* **The request**:
All entries below are to be set down again, identical to the source.

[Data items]
---+---
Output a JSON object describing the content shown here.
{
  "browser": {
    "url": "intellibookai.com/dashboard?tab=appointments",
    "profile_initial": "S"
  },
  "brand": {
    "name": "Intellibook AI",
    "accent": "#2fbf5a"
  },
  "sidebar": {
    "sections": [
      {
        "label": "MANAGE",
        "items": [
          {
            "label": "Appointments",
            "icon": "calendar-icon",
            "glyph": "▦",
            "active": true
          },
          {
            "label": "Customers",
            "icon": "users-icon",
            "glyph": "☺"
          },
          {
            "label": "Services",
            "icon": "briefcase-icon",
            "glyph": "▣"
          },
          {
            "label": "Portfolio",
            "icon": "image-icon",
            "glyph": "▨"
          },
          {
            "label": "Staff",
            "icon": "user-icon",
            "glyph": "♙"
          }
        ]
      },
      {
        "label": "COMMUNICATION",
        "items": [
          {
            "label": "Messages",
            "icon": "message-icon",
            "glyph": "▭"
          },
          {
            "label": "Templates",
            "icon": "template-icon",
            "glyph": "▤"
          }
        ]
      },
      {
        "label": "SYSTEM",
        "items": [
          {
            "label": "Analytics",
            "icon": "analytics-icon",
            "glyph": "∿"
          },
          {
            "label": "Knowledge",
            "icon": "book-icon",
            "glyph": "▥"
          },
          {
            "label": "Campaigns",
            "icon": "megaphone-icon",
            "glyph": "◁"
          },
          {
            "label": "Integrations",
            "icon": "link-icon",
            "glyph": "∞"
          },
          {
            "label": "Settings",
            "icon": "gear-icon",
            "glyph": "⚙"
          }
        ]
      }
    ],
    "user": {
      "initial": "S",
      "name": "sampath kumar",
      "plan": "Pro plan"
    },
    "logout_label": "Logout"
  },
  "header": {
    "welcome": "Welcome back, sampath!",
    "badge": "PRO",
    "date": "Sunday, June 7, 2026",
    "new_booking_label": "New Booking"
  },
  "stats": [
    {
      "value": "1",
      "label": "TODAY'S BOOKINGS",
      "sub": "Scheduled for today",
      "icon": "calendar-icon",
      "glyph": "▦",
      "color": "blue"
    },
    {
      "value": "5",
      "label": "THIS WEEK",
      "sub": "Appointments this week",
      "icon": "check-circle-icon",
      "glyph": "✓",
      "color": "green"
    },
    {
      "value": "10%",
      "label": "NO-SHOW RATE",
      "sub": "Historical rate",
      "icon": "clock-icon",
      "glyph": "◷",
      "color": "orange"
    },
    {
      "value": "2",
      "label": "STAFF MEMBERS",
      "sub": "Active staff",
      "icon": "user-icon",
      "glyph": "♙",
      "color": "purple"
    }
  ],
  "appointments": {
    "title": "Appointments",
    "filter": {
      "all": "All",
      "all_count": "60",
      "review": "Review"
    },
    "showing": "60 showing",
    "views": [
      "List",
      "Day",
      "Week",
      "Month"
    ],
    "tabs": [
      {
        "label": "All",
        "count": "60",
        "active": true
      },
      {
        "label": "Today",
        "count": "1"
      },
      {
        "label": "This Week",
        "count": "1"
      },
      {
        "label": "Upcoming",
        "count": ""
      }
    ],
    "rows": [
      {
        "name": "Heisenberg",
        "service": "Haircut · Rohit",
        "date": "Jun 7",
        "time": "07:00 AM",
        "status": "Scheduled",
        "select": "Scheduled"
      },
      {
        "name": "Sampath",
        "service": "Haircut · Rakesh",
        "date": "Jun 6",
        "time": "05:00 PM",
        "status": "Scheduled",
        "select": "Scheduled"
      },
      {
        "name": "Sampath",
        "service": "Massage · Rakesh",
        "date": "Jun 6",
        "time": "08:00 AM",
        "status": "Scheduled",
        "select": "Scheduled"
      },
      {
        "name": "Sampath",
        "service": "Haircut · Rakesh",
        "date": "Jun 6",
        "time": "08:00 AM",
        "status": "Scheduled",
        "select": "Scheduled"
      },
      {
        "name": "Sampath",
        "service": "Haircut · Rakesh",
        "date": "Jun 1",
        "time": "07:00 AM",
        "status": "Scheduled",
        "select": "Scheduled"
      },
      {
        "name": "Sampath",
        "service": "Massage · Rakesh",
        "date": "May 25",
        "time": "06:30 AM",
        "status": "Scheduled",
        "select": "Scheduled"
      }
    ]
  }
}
---+---
* **Answer**:
Output a JSON object describing the content shown here.
{
  "browser": {
    "url": "intellibookai.com/dashboard?tab=appointments",
    "profile_initial": "S"
  },
  "brand": {
    "name": "Intellibook AI",
    "accent": "#2fbf5a"
  },
  "sidebar": {
    "sections": [
      {
        "label": "MANAGE",
        "items": [
          {
            "label": "Appointments",
            "icon": "calendar-icon",
            "glyph": "▦",
            "active": true
          },
          {
            "label": "Customers",
            "icon": "users-icon",
            "glyph": "☺"
          },
          {
            "label": "Services",
            "icon": "briefcase-icon",
            "glyph": "▣"
          },
          {
            "label": "Portfolio",
            "icon": "image-icon",
            "glyph": "▨"
          },
          {
            "label": "Staff",
            "icon": "user-icon",
            "glyph": "♙"
          }
        ]
      },
      {
        "label": "COMMUNICATION",
        "items": [
          {
            "label": "Messages",
            "icon": "message-icon",
            "glyph": "▭"
          },
          {
            "label": "Templates",
            "icon": "template-icon",
            "glyph": "▤"
          }
        ]
      },
      {
        "label": "SYSTEM",
        "items": [
          {
            "label": "Analytics",
            "icon": "analytics-icon",
            "glyph": "∿"
          },
          {
            "label": "Knowledge",
            "icon": "book-icon",
            "glyph": "▥"
          },
          {
            "label": "Campaigns",
            "icon": "megaphone-icon",
            "glyph": "◁"
          },
          {
            "label": "Integrations",
            "icon": "link-icon",
            "glyph": "∞"
          },
          {
            "label": "Settings",
            "icon": "gear-icon",
            "glyph": "⚙"
          }
        ]
      }
    ],
    "user": {
      "initial": "S",
      "name": "sampath kumar",
      "plan": "Pro plan"
    },
    "logout_label": "Logout"
  },
  "header": {
    "welcome": "Welcome back, sampath!",
    "badge": "PRO",
    "date": "Sunday, June 7, 2026",
    "new_booking_label": "New Booking"
  },
  "stats": [
    {
      "value": "1",
      "label": "TODAY'S BOOKINGS",
      "sub": "Scheduled for today",
      "icon": "calendar-icon",
      "glyph": "▦",
      "color": "blue"
    },
    {
      "value": "5",
      "label": "THIS WEEK",
      "sub": "Appointments this week",
      "icon": "check-circle-icon",
      "glyph": "✓",
      "color": "green"
    },
    {
      "value": "10%",
      "label": "NO-SHOW RATE",
      "sub": "Historical rate",
      "icon": "clock-icon",
      "glyph": "◷",
      "color": "orange"
    },
    {
      "value": "2",
      "label": "STAFF MEMBERS",
      "sub": "Active staff",
      "icon": "user-icon",
      "glyph": "♙",
      "color": "purple"
    }
  ],
  "appointments": {
    "title": "Appointments",
    "filter": {
      "all": "All",
      "all_count": "60",
      "review": "Review"
    },
    "showing": "60 showing",
    "views": [
      "List",
      "Day",
      "Week",
      "Month"
    ],
    "tabs": [
      {
        "label": "All",
        "count": "60",
        "active": true
      },
      {
        "label": "Today",
        "count": "1"
      },
      {
        "label": "This Week",
        "count": "1"
      },
      {
        "label": "Upcoming",
        "count": ""
      }
    ],
    "rows": [
      {
        "name": "Heisenberg",
        "service": "Haircut · Rohit",
        "date": "Jun 7",
        "time": "07:00 AM",
        "status": "Scheduled",
        "select": "Scheduled"
      },
      {
        "name": "Sampath",
        "service": "Haircut · Rakesh",
        "date": "Jun 6",
        "time": "05:00 PM",
        "status": "Scheduled",
        "select": "Scheduled"
      },
      {
        "name": "Sampath",
        "service": "Massage · Rakesh",
        "date": "Jun 6",
        "time": "08:00 AM",
        "status": "Scheduled",
        "select": "Scheduled"
      },
      {
        "name": "Sampath",
        "service": "Haircut · Rakesh",
        "date": "Jun 6",
        "time": "08:00 AM",
        "status": "Scheduled",
        "select": "Scheduled"
      },
      {
        "name": "Sampath",
        "service": "Haircut · Rakesh",
        "date": "Jun 1",
        "time": "07:00 AM",
        "status": "Scheduled",
        "select": "Scheduled"
      },
      {
        "name": "Sampath",
        "service": "Massage · Rakesh",
        "date": "May 25",
        "time": "06:30 AM",
        "status": "Scheduled",
        "select": "Scheduled"
      }
    ]
  }
}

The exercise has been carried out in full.